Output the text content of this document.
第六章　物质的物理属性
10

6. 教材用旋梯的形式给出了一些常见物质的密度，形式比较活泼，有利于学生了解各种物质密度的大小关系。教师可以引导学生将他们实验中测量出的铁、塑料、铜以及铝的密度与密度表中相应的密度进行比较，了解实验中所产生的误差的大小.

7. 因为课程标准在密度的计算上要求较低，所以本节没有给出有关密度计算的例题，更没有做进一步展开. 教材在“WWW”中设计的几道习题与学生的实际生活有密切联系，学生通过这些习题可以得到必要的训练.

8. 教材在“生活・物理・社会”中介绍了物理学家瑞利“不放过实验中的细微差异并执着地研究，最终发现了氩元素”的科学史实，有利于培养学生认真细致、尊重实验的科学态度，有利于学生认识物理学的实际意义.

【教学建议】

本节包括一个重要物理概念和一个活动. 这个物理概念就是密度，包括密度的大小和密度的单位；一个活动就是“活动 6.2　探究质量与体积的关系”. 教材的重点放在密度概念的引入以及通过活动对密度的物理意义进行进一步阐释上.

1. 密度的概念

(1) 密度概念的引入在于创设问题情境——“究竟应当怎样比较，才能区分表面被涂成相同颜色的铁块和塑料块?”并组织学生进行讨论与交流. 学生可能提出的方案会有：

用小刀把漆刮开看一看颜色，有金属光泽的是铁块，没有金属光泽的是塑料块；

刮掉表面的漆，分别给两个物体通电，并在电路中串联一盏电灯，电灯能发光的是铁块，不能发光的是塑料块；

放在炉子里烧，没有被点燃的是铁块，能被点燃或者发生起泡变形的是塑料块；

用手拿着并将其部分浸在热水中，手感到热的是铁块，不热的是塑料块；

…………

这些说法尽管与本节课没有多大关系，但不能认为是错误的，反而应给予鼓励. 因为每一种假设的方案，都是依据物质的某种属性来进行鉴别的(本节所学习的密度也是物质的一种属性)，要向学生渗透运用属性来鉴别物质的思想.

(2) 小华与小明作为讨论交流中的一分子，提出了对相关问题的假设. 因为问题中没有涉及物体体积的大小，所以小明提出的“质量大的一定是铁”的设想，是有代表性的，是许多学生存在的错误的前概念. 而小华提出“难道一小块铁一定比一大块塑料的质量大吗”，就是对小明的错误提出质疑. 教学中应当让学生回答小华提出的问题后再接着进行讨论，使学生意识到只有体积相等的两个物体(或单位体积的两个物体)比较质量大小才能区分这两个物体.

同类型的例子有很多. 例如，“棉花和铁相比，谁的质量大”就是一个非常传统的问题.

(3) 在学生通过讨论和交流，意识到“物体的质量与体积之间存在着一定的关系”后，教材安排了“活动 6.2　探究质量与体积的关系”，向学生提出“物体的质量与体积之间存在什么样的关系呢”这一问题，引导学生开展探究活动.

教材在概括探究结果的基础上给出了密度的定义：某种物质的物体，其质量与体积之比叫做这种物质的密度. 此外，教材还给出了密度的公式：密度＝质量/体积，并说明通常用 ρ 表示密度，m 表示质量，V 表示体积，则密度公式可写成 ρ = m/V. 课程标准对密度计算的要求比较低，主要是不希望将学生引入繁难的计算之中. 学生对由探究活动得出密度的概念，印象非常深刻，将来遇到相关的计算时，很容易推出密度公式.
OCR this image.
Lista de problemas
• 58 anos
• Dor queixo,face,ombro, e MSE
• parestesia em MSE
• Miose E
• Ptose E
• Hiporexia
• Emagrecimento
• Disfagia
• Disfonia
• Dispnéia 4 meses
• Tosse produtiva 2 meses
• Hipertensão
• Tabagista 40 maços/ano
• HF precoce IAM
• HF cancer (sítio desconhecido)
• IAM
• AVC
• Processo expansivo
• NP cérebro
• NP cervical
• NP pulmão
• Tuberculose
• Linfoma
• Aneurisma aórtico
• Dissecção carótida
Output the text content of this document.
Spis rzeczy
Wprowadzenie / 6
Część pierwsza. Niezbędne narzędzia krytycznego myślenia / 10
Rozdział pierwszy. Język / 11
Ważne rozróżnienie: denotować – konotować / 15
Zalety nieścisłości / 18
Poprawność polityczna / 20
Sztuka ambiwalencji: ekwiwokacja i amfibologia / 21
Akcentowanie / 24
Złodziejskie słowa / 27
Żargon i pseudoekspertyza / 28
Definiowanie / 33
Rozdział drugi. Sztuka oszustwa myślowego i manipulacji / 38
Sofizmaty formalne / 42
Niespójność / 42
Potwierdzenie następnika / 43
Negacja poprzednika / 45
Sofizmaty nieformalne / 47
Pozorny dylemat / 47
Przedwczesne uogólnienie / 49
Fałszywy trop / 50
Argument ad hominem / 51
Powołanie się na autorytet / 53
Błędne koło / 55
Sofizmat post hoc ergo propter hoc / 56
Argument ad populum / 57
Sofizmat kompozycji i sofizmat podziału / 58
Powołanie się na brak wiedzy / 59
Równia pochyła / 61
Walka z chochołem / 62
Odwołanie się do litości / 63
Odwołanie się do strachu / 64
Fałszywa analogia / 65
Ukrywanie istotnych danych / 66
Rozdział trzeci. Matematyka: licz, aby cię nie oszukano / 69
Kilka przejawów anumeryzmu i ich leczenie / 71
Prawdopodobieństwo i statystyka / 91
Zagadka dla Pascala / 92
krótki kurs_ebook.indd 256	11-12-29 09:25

■ ■ ■ ■ ■

REQUIRED TASK
Go through the lines above. Select every one that has the string "探究质量与体积的关系".

COMPLETED EXERCISE
本节包括一个重要物理概念和一个活动. 这个物理概念就是密度，包括密度的大小和密度的单位；一个活动就是“活动 6.2　探究质量与体积的关系”. 教材的重点放在密度概念的引入以及通过活动对密度的物理意义进行进一步阐释上.
(3) 在学生通过讨论和交流，意识到“物体的质量与体积之间存在着一定的关系”后，教材安排了“活动 6.2　探究质量与体积的关系”，向学生提出“物体的质量与体积之间存在什么样的关系呢”这一问题，引导学生开展探究活动.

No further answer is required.